- **Exercise description**
Your answer should be a single number: the count of lines holding the word "header".

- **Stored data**
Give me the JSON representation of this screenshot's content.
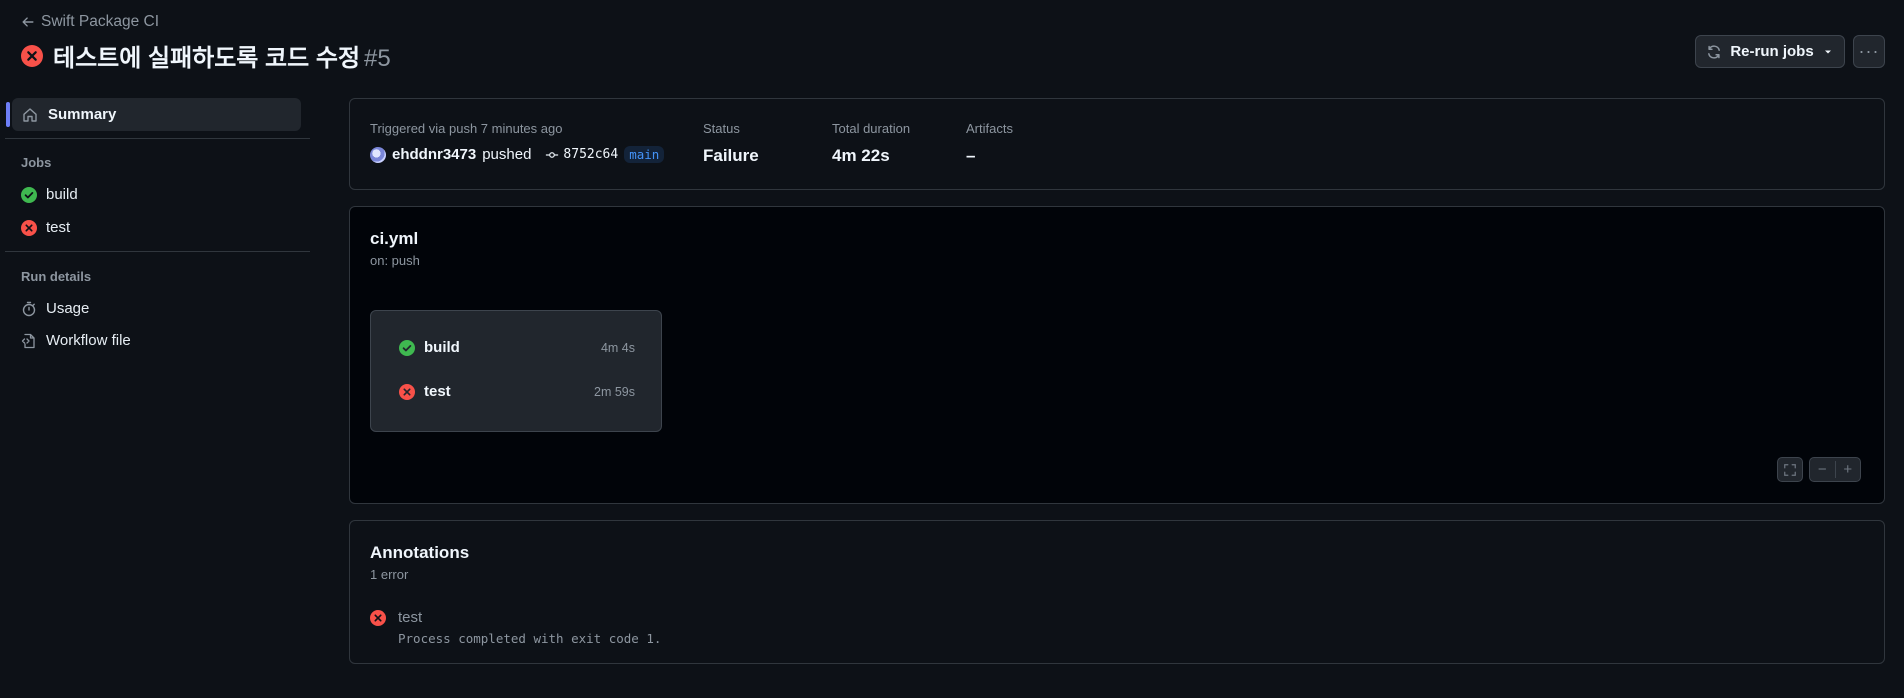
{
  "header": {
    "back_label": "Swift Package CI",
    "title": "테스트에 실패하도록 코드 수정",
    "run_number": "#5",
    "rerun_label": "Re-run jobs",
    "more_label": "···"
  },
  "sidebar": {
    "summary_label": "Summary",
    "jobs_heading": "Jobs",
    "jobs": [
      {
        "label": "build",
        "status": "success"
      },
      {
        "label": "test",
        "status": "failure"
      }
    ],
    "run_details_heading": "Run details",
    "details": [
      {
        "label": "Usage",
        "icon": "stopwatch-icon"
      },
      {
        "label": "Workflow file",
        "icon": "file-code-icon"
      }
    ]
  },
  "summary": {
    "trigger_label": "Triggered via push 7 minutes ago",
    "actor": "ehddnr3473",
    "action": "pushed",
    "commit_sha": "8752c64",
    "branch": "main",
    "status_label": "Status",
    "status_value": "Failure",
    "duration_label": "Total duration",
    "duration_value": "4m 22s",
    "artifacts_label": "Artifacts",
    "artifacts_value": "–"
  },
  "workflow": {
    "file": "ci.yml",
    "trigger": "on: push",
    "jobs": [
      {
        "name": "build",
        "duration": "4m 4s",
        "status": "success"
      },
      {
        "name": "test",
        "duration": "2m 59s",
        "status": "failure"
      }
    ],
    "zoom_out": "−",
    "zoom_in": "+"
  },
  "annotations": {
    "title": "Annotations",
    "count": "1 error",
    "items": [
      {
        "job": "test",
        "message": "Process completed with exit code 1."
      }
    ]
  },
  "colors": {
    "background": "#0d1117",
    "success": "#3fb950",
    "failure": "#f85149",
    "accent": "#6e7ff8",
    "branch": "#4493f8"
  }
}
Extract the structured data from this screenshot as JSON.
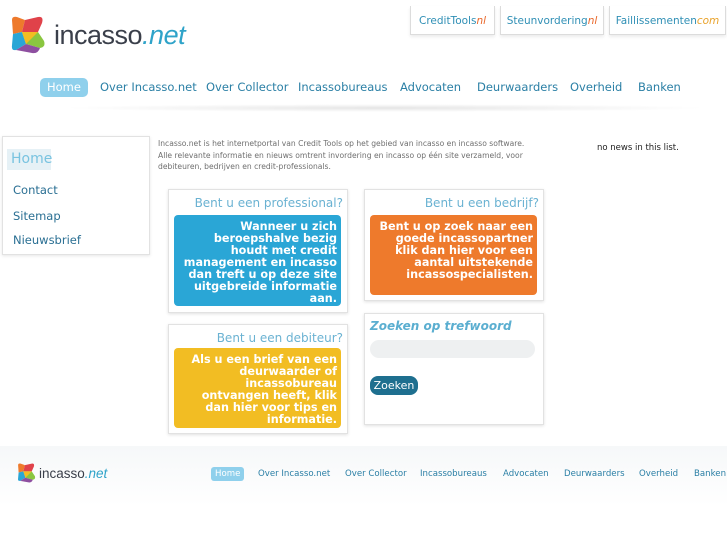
{
  "logo": {
    "name": "incasso",
    "tld": ".net",
    "footer_name": "incasso",
    "footer_tld": ".net"
  },
  "top_tabs": [
    {
      "base": "CreditTools",
      "suffix": "nl",
      "suffix_color": "#e9672a"
    },
    {
      "base": "Steunvordering",
      "suffix": "nl",
      "suffix_color": "#e9672a"
    },
    {
      "base": "Faillissementen",
      "suffix": "com",
      "suffix_color": "#e9a22a"
    }
  ],
  "nav": [
    "Home",
    "Over Incasso.net",
    "Over Collector",
    "Incassobureaus",
    "Advocaten",
    "Deurwaarders",
    "Overheid",
    "Banken"
  ],
  "sidebar": {
    "home": "Home",
    "items": [
      "Contact",
      "Sitemap",
      "Nieuwsbrief"
    ]
  },
  "intro": {
    "line1": "Incasso.net is het internetportal van Credit Tools op het gebied van incasso en incasso software.",
    "line2": "Alle relevante informatie en nieuws omtrent invordering en incasso op één site verzameld, voor",
    "line3": "debiteuren, bedrijven en credit-professionals."
  },
  "news": "no news in this list.",
  "cards": {
    "professional": {
      "title": "Bent u een professional?",
      "text": "Wanneer u zich beroepshalve bezig houdt met credit management en incasso dan treft u op deze site uitgebreide informatie aan."
    },
    "bedrijf": {
      "title": "Bent u een bedrijf?",
      "text": "Bent u op zoek naar een goede incassopartner klik dan hier voor een aantal uitstekende incassospecialisten."
    },
    "debiteur": {
      "title": "Bent u een debiteur?",
      "text": "Als u een brief van een deurwaarder of incassobureau ontvangen heeft, klik dan hier voor tips en informatie."
    }
  },
  "search": {
    "title": "Zoeken op trefwoord",
    "placeholder": "",
    "button": "Zoeken"
  },
  "colors": {
    "accent": "#2aa6d6",
    "orange": "#ee7a2c",
    "yellow": "#f2bd23",
    "nav_active": "#8fd0ec",
    "button": "#1e6f8f"
  }
}
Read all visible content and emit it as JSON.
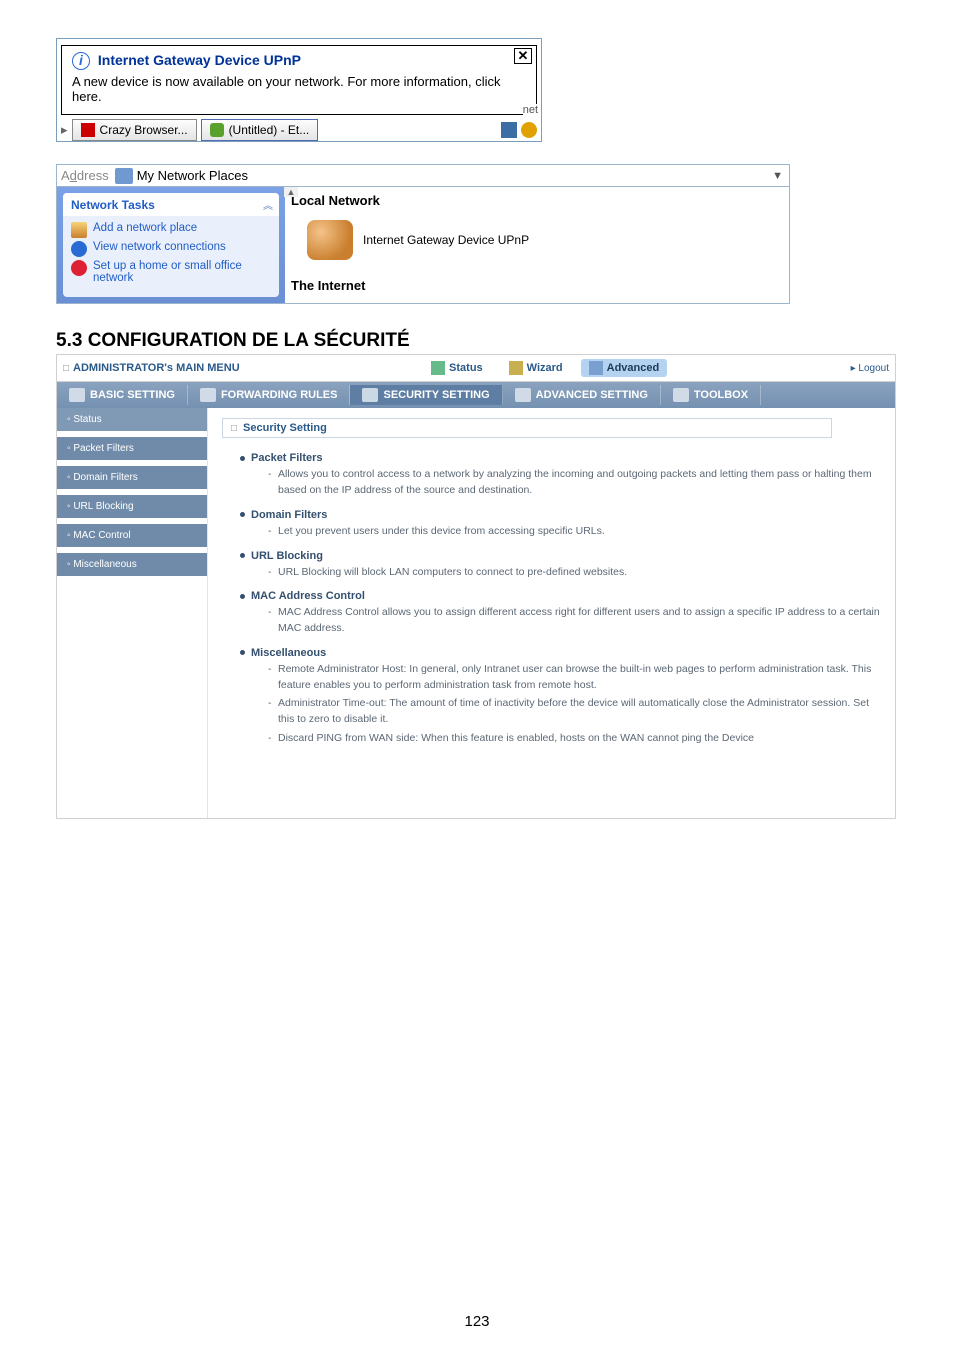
{
  "balloon": {
    "title": "Internet Gateway Device UPnP",
    "body": "A new device is now available on your network. For more information, click here.",
    "tail_label": "net"
  },
  "taskbar": {
    "buttons": [
      {
        "label": "Crazy Browser..."
      },
      {
        "label": "(Untitled) - Et..."
      }
    ]
  },
  "addressbar": {
    "label": "Address",
    "value": "My Network Places"
  },
  "network_tasks": {
    "header": "Network Tasks",
    "items": [
      {
        "label": "Add a network place"
      },
      {
        "label": "View network connections"
      },
      {
        "label": "Set up a home or small office network"
      }
    ]
  },
  "local_network": {
    "header": "Local Network",
    "item": "Internet Gateway Device UPnP",
    "footer": "The Internet"
  },
  "section_heading": "5.3 CONFIGURATION DE LA SÉCURITÉ",
  "router": {
    "menu_label": "ADMINISTRATOR's MAIN MENU",
    "logout": "▸ Logout",
    "top_tabs": {
      "status": "Status",
      "wizard": "Wizard",
      "advanced": "Advanced"
    },
    "sub_tabs": {
      "basic": "BASIC SETTING",
      "forwarding": "FORWARDING RULES",
      "security": "SECURITY SETTING",
      "advanced": "ADVANCED SETTING",
      "toolbox": "TOOLBOX"
    },
    "nav": [
      "Status",
      "Packet Filters",
      "Domain Filters",
      "URL Blocking",
      "MAC Control",
      "Miscellaneous"
    ],
    "content": {
      "title": "Security Setting",
      "sections": [
        {
          "title": "Packet Filters",
          "items": [
            "Allows you to control access to a network by analyzing the incoming and outgoing packets and letting them pass or halting them based on the IP address of the source and destination."
          ]
        },
        {
          "title": "Domain Filters",
          "items": [
            "Let you prevent users under this device from accessing specific URLs."
          ]
        },
        {
          "title": "URL Blocking",
          "items": [
            "URL Blocking will block LAN computers to connect to pre-defined websites."
          ]
        },
        {
          "title": "MAC Address Control",
          "items": [
            "MAC Address Control allows you to assign different access right for different users and to assign a specific IP address to a certain MAC address."
          ]
        },
        {
          "title": "Miscellaneous",
          "items": [
            "Remote Administrator Host: In general, only Intranet user can browse the built-in web pages to perform administration task. This feature enables you to perform administration task from remote host.",
            "Administrator Time-out: The amount of time of inactivity before the device will automatically close the Administrator session. Set this to zero to disable it.",
            "Discard PING from WAN side: When this feature is enabled, hosts on the WAN cannot ping the Device"
          ]
        }
      ]
    }
  },
  "page_number": "123"
}
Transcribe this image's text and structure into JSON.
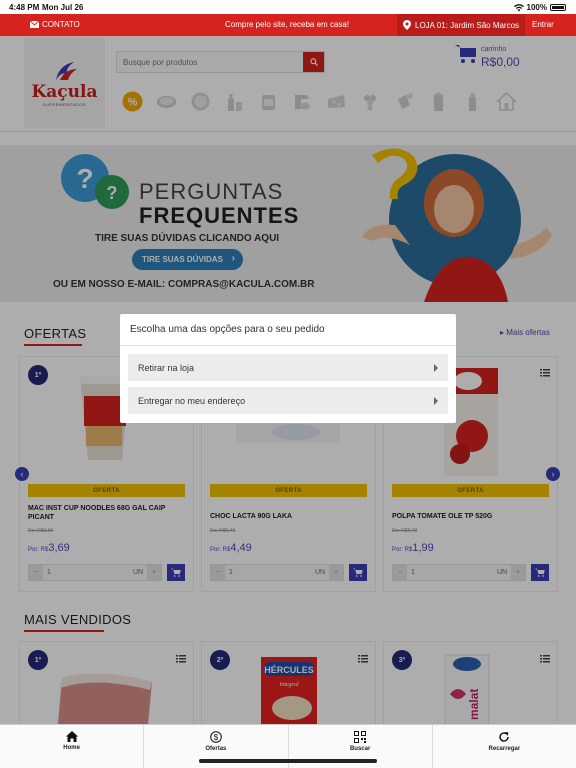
{
  "status": {
    "time": "4:48 PM",
    "date": "Mon Jul 26",
    "battery": "100%"
  },
  "topbar": {
    "contato": "CONTATO",
    "promo": "Compre pelo site, receba em casa!",
    "loja": "LOJA 01: Jardim São Marcos",
    "entrar": "Entrar"
  },
  "header": {
    "logo": "Kaçula",
    "logo_sub": "SUPERMERCADOS",
    "search_placeholder": "Busque por produtos",
    "cart_label": "carrinho",
    "cart_value": "R$0,00",
    "categories": [
      "percent-icon",
      "meat-icon",
      "rice-icon",
      "bottle-icon",
      "can-icon",
      "mixer-icon",
      "cheese-icon",
      "grapes-icon",
      "cleaning-icon",
      "juice-icon",
      "milk-icon",
      "house-icon"
    ]
  },
  "banner": {
    "line1": "PERGUNTAS",
    "line2": "FREQUENTES",
    "sub": "TIRE SUAS DÚVIDAS CLICANDO AQUI",
    "button": "TIRE SUAS DÚVIDAS",
    "email": "OU EM NOSSO E-MAIL: COMPRAS@KACULA.COM.BR"
  },
  "ofertas": {
    "title": "OFERTAS",
    "more": "Mais ofertas",
    "products": [
      {
        "rank": "1º",
        "strip": "OFERTA",
        "name": "MAC INST CUP NOODLES 68G GAL CAIP PICANT",
        "old": "De: R$3,99",
        "por": "Por: R$",
        "price": "3,69",
        "qty": "1",
        "unit": "UN"
      },
      {
        "rank": "",
        "strip": "OFERTA",
        "name": "CHOC LACTA 90G LAKA",
        "old": "De: R$5,49",
        "por": "Por: R$",
        "price": "4,49",
        "qty": "1",
        "unit": "UN"
      },
      {
        "rank": "",
        "strip": "OFERTA",
        "name": "POLPA TOMATE OLE TP 520G",
        "old": "De: R$2,49",
        "por": "Por: R$",
        "price": "1,99",
        "qty": "1",
        "unit": "UN"
      }
    ]
  },
  "mais_vendidos": {
    "title": "MAIS VENDIDOS",
    "ranks": [
      "1º",
      "2º",
      "3º"
    ],
    "img_text_2": "HÉRCULES",
    "img_text_2b": "Integral",
    "img_text_3": "malat"
  },
  "modal": {
    "title": "Escolha uma das opções para o seu pedido",
    "options": [
      "Retirar na loja",
      "Entregar no meu endereço"
    ]
  },
  "tabs": [
    {
      "label": "Home",
      "icon": "home-icon"
    },
    {
      "label": "Ofertas",
      "icon": "dollar-icon"
    },
    {
      "label": "Buscar",
      "icon": "qrcode-icon"
    },
    {
      "label": "Recarregar",
      "icon": "reload-icon"
    }
  ],
  "colors": {
    "brand_red": "#d6231f",
    "accent_blue": "#3a3fb5",
    "offer_yellow": "#f2c200"
  }
}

- **Answer in full**
4